__TO BE DONE__:
Count how many lines hold the string "vigde", and give only that number.

#### DATA EXTRACT

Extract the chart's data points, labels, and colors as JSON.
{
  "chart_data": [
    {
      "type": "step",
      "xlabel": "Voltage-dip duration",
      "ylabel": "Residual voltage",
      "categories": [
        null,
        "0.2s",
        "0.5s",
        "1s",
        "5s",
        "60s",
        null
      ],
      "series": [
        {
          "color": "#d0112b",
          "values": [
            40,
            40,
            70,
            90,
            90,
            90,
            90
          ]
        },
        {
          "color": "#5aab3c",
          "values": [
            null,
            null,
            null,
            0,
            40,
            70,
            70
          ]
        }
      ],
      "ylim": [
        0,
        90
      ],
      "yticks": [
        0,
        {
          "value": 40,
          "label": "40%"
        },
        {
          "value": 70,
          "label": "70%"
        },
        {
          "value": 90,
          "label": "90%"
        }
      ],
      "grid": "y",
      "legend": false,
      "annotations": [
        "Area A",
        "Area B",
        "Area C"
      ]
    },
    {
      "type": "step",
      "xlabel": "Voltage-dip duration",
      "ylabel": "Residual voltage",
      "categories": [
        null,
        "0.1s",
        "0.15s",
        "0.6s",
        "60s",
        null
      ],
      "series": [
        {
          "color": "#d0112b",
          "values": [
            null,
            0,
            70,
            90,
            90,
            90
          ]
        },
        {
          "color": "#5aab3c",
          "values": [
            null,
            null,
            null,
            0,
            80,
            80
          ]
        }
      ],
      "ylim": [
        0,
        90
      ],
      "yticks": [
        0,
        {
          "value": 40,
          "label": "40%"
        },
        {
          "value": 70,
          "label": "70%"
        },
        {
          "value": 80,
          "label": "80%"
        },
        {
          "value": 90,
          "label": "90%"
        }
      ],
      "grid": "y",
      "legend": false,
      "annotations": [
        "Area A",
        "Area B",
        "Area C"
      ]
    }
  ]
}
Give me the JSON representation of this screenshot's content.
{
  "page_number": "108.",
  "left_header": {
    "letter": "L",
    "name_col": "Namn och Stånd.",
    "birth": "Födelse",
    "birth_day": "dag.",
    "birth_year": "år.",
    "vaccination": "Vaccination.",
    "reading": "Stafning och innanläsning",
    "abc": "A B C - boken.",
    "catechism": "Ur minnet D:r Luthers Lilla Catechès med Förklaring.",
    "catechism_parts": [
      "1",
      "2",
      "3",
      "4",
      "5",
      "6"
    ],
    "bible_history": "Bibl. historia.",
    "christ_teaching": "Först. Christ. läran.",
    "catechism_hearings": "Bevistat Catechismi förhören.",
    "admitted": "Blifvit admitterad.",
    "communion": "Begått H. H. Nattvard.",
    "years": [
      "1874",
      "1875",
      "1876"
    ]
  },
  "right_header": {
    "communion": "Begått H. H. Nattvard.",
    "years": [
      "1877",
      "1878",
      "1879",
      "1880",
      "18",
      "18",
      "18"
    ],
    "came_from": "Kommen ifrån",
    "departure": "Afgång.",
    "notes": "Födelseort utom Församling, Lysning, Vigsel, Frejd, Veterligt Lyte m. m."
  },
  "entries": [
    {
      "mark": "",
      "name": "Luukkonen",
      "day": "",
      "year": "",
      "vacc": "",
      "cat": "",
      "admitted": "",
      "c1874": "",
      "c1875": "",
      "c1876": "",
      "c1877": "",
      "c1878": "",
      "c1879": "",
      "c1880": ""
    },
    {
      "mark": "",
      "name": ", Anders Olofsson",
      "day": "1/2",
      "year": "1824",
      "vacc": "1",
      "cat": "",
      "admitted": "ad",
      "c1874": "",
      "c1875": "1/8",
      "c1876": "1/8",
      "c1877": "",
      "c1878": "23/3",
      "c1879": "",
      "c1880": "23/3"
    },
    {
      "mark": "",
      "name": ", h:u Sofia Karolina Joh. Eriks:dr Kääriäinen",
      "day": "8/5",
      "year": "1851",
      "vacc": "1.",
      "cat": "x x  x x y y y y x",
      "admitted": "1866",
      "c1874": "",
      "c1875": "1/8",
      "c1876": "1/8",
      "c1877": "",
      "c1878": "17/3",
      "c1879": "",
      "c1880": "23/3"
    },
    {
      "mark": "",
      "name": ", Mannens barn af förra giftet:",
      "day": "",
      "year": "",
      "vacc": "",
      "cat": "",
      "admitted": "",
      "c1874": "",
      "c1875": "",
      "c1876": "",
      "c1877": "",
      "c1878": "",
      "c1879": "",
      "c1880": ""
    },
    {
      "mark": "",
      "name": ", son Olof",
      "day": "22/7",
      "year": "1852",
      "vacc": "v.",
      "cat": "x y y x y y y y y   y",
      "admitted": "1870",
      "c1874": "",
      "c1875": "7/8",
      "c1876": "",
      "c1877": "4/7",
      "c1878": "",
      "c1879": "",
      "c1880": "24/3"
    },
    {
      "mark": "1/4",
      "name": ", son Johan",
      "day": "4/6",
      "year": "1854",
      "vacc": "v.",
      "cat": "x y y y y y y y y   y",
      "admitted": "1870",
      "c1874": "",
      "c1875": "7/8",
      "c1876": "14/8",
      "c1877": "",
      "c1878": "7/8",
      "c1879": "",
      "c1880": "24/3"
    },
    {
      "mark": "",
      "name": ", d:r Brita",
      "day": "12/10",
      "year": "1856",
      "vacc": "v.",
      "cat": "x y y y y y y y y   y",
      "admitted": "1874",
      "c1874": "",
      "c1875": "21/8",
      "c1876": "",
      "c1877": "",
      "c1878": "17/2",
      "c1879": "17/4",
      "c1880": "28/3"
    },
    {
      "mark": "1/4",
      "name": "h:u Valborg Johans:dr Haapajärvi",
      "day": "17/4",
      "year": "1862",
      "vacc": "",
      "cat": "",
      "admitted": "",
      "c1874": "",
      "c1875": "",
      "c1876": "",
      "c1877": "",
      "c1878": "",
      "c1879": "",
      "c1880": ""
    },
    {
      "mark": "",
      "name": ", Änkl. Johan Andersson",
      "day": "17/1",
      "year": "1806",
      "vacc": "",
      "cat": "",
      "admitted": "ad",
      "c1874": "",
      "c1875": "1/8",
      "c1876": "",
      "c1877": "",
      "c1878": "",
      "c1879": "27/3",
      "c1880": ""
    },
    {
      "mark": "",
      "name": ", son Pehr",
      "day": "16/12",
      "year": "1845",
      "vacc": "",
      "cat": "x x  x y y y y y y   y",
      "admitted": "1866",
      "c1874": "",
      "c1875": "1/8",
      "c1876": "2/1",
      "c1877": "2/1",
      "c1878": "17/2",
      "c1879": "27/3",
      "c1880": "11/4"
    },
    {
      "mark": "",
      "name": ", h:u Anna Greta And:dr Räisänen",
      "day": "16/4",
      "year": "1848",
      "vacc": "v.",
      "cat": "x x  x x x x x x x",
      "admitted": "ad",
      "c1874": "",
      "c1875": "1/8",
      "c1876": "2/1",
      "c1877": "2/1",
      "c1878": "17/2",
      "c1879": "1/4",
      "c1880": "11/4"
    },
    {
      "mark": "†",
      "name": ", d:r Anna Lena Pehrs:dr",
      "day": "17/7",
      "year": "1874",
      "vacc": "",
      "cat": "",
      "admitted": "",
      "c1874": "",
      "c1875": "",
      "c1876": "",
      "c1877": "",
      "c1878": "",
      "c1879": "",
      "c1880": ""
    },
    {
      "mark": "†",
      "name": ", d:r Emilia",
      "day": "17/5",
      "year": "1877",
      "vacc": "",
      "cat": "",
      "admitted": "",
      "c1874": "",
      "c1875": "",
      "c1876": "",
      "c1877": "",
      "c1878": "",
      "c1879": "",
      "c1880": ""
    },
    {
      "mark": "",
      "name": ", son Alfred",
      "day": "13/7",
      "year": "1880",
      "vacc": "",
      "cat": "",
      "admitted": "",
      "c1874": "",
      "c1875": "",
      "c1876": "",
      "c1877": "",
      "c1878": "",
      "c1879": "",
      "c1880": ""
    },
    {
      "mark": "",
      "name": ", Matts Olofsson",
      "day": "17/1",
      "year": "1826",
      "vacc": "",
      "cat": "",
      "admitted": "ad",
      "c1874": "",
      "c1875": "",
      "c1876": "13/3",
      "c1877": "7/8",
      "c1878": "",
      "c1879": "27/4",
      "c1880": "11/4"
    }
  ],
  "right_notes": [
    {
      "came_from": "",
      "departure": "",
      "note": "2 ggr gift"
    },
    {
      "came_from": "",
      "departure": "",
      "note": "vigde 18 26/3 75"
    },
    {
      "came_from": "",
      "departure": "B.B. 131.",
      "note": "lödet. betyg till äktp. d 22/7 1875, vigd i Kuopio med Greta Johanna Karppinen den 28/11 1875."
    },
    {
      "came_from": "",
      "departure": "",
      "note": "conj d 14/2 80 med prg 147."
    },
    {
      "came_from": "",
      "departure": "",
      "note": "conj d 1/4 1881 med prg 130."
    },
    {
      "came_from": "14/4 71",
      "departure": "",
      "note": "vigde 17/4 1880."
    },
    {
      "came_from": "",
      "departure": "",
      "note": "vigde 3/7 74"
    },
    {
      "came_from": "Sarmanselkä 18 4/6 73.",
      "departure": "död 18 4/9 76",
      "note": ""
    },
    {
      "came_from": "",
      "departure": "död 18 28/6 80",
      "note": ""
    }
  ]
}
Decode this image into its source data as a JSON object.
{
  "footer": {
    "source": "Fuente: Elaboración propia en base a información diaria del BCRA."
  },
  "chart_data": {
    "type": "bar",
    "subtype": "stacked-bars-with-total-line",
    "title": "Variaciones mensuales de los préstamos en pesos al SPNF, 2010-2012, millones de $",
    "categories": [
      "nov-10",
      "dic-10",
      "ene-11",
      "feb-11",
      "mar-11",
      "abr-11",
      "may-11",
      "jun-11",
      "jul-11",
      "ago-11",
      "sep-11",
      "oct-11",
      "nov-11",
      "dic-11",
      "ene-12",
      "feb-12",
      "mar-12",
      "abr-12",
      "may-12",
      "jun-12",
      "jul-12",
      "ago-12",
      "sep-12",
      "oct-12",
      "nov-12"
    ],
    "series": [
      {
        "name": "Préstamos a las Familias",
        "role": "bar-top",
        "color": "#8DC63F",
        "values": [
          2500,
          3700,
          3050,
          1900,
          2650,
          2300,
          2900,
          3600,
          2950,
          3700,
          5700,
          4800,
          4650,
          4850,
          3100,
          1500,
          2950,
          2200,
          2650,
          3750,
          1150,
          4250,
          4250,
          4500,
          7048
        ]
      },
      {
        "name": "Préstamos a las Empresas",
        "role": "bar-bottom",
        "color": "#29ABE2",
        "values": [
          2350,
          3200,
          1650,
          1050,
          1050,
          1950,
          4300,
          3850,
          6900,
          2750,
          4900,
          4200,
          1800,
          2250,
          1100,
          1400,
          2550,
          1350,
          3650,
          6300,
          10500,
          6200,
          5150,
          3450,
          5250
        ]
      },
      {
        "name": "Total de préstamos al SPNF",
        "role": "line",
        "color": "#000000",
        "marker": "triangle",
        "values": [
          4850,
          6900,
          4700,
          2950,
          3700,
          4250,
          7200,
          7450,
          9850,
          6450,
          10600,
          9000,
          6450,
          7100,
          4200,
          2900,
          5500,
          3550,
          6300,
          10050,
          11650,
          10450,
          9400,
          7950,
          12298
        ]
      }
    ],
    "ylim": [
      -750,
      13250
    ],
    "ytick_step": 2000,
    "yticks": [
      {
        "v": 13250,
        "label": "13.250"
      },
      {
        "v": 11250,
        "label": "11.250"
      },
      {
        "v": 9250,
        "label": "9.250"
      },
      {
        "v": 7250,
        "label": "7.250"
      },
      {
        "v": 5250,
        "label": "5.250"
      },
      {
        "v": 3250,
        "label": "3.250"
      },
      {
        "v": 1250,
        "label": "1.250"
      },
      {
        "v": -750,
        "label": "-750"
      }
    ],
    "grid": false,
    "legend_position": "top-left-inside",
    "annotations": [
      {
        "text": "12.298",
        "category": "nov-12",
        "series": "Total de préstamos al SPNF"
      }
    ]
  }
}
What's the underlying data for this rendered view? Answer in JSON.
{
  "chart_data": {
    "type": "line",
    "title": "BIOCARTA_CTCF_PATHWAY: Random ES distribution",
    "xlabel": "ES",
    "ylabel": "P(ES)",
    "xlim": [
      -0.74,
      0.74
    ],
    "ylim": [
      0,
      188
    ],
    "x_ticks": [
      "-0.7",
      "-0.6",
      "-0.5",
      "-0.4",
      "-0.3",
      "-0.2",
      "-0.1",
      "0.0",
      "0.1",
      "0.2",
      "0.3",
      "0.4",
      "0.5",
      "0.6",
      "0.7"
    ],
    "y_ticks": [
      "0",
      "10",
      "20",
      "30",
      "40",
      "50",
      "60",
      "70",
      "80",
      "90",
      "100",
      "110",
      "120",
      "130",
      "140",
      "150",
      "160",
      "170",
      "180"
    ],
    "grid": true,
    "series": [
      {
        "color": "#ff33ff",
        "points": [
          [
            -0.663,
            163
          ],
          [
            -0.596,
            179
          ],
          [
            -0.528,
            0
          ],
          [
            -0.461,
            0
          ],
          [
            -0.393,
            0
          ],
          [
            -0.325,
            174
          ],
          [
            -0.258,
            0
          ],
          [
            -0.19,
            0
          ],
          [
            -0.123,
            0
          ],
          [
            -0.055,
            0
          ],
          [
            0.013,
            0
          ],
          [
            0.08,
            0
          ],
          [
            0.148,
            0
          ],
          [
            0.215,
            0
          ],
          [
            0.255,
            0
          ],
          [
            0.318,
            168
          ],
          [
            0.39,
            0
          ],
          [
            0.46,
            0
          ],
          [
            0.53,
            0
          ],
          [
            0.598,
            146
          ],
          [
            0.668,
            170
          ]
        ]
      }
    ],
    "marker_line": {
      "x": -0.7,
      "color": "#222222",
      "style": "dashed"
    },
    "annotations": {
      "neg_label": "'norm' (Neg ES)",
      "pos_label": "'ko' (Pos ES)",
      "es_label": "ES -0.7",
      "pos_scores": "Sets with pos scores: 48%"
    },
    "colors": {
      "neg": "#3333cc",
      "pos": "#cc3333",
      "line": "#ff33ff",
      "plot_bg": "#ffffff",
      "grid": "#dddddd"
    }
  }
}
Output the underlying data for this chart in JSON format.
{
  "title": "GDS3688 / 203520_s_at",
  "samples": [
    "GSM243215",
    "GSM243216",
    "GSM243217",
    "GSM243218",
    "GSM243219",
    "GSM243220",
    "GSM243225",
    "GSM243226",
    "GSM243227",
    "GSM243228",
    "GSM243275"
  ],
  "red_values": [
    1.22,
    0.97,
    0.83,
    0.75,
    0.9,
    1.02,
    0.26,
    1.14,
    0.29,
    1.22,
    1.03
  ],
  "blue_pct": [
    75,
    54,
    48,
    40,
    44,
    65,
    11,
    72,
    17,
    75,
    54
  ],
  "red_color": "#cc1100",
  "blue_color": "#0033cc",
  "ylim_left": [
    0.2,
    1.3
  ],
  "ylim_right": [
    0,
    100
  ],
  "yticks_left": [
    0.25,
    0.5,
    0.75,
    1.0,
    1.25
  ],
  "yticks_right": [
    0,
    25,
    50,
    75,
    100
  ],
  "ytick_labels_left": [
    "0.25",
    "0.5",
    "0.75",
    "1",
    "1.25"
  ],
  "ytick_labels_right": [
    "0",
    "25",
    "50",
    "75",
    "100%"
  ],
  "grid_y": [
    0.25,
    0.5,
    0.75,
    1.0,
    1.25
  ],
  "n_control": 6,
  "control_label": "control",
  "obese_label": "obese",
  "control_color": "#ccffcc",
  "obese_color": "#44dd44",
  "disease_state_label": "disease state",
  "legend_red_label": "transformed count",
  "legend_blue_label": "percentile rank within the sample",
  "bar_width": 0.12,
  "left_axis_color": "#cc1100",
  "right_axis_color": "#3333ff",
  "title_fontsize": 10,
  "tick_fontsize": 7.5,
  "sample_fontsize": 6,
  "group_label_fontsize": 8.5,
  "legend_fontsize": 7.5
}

########

__FULL SOLUTION__:
3